▶ _EXERCISE DESCRIPTION_:
Nothing may be dropped or altered: reproduce all the data.

▶ _EXTRACTED ENTRIES_:
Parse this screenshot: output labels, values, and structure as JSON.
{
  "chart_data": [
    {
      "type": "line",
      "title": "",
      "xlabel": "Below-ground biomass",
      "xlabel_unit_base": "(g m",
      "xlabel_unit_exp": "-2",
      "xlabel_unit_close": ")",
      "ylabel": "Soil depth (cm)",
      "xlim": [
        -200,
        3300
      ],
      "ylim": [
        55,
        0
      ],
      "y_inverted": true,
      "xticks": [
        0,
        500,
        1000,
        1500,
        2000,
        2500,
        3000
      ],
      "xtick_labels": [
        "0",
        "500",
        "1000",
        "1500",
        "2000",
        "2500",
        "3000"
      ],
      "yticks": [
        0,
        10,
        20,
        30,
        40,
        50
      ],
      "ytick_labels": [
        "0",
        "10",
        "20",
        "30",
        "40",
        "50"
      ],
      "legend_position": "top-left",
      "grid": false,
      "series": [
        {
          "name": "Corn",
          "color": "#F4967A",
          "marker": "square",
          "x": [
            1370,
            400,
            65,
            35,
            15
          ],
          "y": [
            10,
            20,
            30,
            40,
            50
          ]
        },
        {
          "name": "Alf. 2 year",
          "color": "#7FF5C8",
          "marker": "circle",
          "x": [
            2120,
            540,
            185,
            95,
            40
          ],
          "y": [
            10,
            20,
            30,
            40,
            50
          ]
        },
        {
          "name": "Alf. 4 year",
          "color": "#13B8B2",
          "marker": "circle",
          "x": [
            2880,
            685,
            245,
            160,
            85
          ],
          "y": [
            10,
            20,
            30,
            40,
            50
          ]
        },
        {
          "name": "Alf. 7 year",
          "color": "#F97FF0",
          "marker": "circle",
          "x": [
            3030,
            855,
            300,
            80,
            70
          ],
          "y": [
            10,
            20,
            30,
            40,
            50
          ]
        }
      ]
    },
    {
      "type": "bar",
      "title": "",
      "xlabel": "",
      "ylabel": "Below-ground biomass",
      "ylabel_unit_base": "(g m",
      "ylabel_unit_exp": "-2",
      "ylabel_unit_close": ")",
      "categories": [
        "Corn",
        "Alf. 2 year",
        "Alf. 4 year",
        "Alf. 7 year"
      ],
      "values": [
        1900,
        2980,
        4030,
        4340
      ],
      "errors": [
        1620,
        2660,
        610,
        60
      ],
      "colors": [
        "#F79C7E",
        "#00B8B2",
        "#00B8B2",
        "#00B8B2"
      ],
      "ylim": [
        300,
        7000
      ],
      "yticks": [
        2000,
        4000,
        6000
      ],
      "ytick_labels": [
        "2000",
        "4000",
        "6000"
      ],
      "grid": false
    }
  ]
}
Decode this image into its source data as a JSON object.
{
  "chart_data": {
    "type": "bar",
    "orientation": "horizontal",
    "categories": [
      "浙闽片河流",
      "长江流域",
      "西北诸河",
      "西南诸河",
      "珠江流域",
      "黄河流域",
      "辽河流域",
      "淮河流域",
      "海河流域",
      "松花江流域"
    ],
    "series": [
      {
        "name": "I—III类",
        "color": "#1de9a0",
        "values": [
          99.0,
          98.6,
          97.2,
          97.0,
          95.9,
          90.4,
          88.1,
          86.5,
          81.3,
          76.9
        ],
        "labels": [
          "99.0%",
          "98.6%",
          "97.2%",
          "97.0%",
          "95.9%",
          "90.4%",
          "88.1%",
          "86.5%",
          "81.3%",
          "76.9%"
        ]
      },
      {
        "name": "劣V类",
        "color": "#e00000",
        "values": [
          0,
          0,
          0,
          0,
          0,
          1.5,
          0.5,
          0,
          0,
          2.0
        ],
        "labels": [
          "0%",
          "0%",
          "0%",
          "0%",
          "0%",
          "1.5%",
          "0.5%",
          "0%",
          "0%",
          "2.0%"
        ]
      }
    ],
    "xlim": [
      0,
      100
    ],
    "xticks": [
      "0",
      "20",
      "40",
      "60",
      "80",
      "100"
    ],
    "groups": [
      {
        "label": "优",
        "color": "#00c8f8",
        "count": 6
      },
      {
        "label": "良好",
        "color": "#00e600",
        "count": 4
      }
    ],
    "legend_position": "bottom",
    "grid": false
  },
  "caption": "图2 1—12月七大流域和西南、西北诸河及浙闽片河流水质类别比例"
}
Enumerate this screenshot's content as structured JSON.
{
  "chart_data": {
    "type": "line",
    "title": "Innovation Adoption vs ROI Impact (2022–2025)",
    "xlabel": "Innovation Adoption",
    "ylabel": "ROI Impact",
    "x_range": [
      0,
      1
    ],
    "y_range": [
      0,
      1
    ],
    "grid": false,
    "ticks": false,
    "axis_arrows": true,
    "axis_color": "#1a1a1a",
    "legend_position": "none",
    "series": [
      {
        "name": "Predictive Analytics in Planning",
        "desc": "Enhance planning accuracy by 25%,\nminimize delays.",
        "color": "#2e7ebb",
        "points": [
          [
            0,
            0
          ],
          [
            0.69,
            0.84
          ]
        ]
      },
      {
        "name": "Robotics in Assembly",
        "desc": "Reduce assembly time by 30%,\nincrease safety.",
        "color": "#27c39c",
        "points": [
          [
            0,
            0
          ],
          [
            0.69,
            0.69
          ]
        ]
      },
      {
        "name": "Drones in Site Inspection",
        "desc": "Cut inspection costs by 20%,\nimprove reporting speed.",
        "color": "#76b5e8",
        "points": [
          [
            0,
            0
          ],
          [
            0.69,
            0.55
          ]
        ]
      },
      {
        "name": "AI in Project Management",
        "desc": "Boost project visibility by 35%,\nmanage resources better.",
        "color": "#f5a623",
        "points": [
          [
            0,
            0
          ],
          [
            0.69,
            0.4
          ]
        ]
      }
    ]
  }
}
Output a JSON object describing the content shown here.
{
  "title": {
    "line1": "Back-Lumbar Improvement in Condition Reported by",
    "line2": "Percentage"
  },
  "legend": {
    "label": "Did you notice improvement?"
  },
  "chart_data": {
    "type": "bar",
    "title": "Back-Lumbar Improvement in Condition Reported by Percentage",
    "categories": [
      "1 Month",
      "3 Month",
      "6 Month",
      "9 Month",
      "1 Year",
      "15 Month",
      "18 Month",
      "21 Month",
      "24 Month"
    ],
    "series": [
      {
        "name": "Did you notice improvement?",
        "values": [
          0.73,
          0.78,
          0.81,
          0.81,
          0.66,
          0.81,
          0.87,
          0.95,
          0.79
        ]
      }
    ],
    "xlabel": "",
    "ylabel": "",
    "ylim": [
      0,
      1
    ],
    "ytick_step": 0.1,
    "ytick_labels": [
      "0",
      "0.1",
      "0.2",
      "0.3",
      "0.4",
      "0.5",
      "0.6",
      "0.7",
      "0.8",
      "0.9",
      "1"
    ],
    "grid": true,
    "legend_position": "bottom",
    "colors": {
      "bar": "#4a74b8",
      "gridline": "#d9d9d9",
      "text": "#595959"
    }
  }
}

▶ _IN RESPONSE_:
Parse this screenshot: output labels, values, and structure as JSON.
{
  "chart_data": [
    {
      "type": "line",
      "title": "",
      "xlabel": "Below-ground biomass",
      "xlabel_unit_base": "(g m",
      "xlabel_unit_exp": "-2",
      "xlabel_unit_close": ")",
      "ylabel": "Soil depth (cm)",
      "xlim": [
        -200,
        3300
      ],
      "ylim": [
        55,
        0
      ],
      "y_inverted": true,
      "xticks": [
        0,
        500,
        1000,
        1500,
        2000,
        2500,
        3000
      ],
      "xtick_labels": [
        "0",
        "500",
        "1000",
        "1500",
        "2000",
        "2500",
        "3000"
      ],
      "yticks": [
        0,
        10,
        20,
        30,
        40,
        50
      ],
      "ytick_labels": [
        "0",
        "10",
        "20",
        "30",
        "40",
        "50"
      ],
      "legend_position": "top-left",
      "grid": false,
      "series": [
        {
          "name": "Corn",
          "color": "#F4967A",
          "marker": "square",
          "x": [
            1370,
            400,
            65,
            35,
            15
          ],
          "y": [
            10,
            20,
            30,
            40,
            50
          ]
        },
        {
          "name": "Alf. 2 year",
          "color": "#7FF5C8",
          "marker": "circle",
          "x": [
            2120,
            540,
            185,
            95,
            40
          ],
          "y": [
            10,
            20,
            30,
            40,
            50
          ]
        },
        {
          "name": "Alf. 4 year",
          "color": "#13B8B2",
          "marker": "circle",
          "x": [
            2880,
            685,
            245,
            160,
            85
          ],
          "y": [
            10,
            20,
            30,
            40,
            50
          ]
        },
        {
          "name": "Alf. 7 year",
          "color": "#F97FF0",
          "marker": "circle",
          "x": [
            3030,
            855,
            300,
            80,
            70
          ],
          "y": [
            10,
            20,
            30,
            40,
            50
          ]
        }
      ]
    },
    {
      "type": "bar",
      "title": "",
      "xlabel": "",
      "ylabel": "Below-ground biomass",
      "ylabel_unit_base": "(g m",
      "ylabel_unit_exp": "-2",
      "ylabel_unit_close": ")",
      "categories": [
        "Corn",
        "Alf. 2 year",
        "Alf. 4 year",
        "Alf. 7 year"
      ],
      "values": [
        1900,
        2980,
        4030,
        4340
      ],
      "errors": [
        1620,
        2660,
        610,
        60
      ],
      "colors": [
        "#F79C7E",
        "#00B8B2",
        "#00B8B2",
        "#00B8B2"
      ],
      "ylim": [
        300,
        7000
      ],
      "yticks": [
        2000,
        4000,
        6000
      ],
      "ytick_labels": [
        "2000",
        "4000",
        "6000"
      ],
      "grid": false
    }
  ]
}
Decode this image into its source data as a JSON object.
{
  "chart_data": {
    "type": "bar",
    "orientation": "horizontal",
    "categories": [
      "浙闽片河流",
      "长江流域",
      "西北诸河",
      "西南诸河",
      "珠江流域",
      "黄河流域",
      "辽河流域",
      "淮河流域",
      "海河流域",
      "松花江流域"
    ],
    "series": [
      {
        "name": "I—III类",
        "color": "#1de9a0",
        "values": [
          99.0,
          98.6,
          97.2,
          97.0,
          95.9,
          90.4,
          88.1,
          86.5,
          81.3,
          76.9
        ],
        "labels": [
          "99.0%",
          "98.6%",
          "97.2%",
          "97.0%",
          "95.9%",
          "90.4%",
          "88.1%",
          "86.5%",
          "81.3%",
          "76.9%"
        ]
      },
      {
        "name": "劣V类",
        "color": "#e00000",
        "values": [
          0,
          0,
          0,
          0,
          0,
          1.5,
          0.5,
          0,
          0,
          2.0
        ],
        "labels": [
          "0%",
          "0%",
          "0%",
          "0%",
          "0%",
          "1.5%",
          "0.5%",
          "0%",
          "0%",
          "2.0%"
        ]
      }
    ],
    "xlim": [
      0,
      100
    ],
    "xticks": [
      "0",
      "20",
      "40",
      "60",
      "80",
      "100"
    ],
    "groups": [
      {
        "label": "优",
        "color": "#00c8f8",
        "count": 6
      },
      {
        "label": "良好",
        "color": "#00e600",
        "count": 4
      }
    ],
    "legend_position": "bottom",
    "grid": false
  },
  "caption": "图2 1—12月七大流域和西南、西北诸河及浙闽片河流水质类别比例"
}
Enumerate this screenshot's content as structured JSON.
{
  "chart_data": {
    "type": "line",
    "title": "Innovation Adoption vs ROI Impact (2022–2025)",
    "xlabel": "Innovation Adoption",
    "ylabel": "ROI Impact",
    "x_range": [
      0,
      1
    ],
    "y_range": [
      0,
      1
    ],
    "grid": false,
    "ticks": false,
    "axis_arrows": true,
    "axis_color": "#1a1a1a",
    "legend_position": "none",
    "series": [
      {
        "name": "Predictive Analytics in Planning",
        "desc": "Enhance planning accuracy by 25%,\nminimize delays.",
        "color": "#2e7ebb",
        "points": [
          [
            0,
            0
          ],
          [
            0.69,
            0.84
          ]
        ]
      },
      {
        "name": "Robotics in Assembly",
        "desc": "Reduce assembly time by 30%,\nincrease safety.",
        "color": "#27c39c",
        "points": [
          [
            0,
            0
          ],
          [
            0.69,
            0.69
          ]
        ]
      },
      {
        "name": "Drones in Site Inspection",
        "desc": "Cut inspection costs by 20%,\nimprove reporting speed.",
        "color": "#76b5e8",
        "points": [
          [
            0,
            0
          ],
          [
            0.69,
            0.55
          ]
        ]
      },
      {
        "name": "AI in Project Management",
        "desc": "Boost project visibility by 35%,\nmanage resources better.",
        "color": "#f5a623",
        "points": [
          [
            0,
            0
          ],
          [
            0.69,
            0.4
          ]
        ]
      }
    ]
  }
}
Output a JSON object describing the content shown here.
{
  "title": {
    "line1": "Back-Lumbar Improvement in Condition Reported by",
    "line2": "Percentage"
  },
  "legend": {
    "label": "Did you notice improvement?"
  },
  "chart_data": {
    "type": "bar",
    "title": "Back-Lumbar Improvement in Condition Reported by Percentage",
    "categories": [
      "1 Month",
      "3 Month",
      "6 Month",
      "9 Month",
      "1 Year",
      "15 Month",
      "18 Month",
      "21 Month",
      "24 Month"
    ],
    "series": [
      {
        "name": "Did you notice improvement?",
        "values": [
          0.73,
          0.78,
          0.81,
          0.81,
          0.66,
          0.81,
          0.87,
          0.95,
          0.79
        ]
      }
    ],
    "xlabel": "",
    "ylabel": "",
    "ylim": [
      0,
      1
    ],
    "ytick_step": 0.1,
    "ytick_labels": [
      "0",
      "0.1",
      "0.2",
      "0.3",
      "0.4",
      "0.5",
      "0.6",
      "0.7",
      "0.8",
      "0.9",
      "1"
    ],
    "grid": true,
    "legend_position": "bottom",
    "colors": {
      "bar": "#4a74b8",
      "gridline": "#d9d9d9",
      "text": "#595959"
    }
  }
}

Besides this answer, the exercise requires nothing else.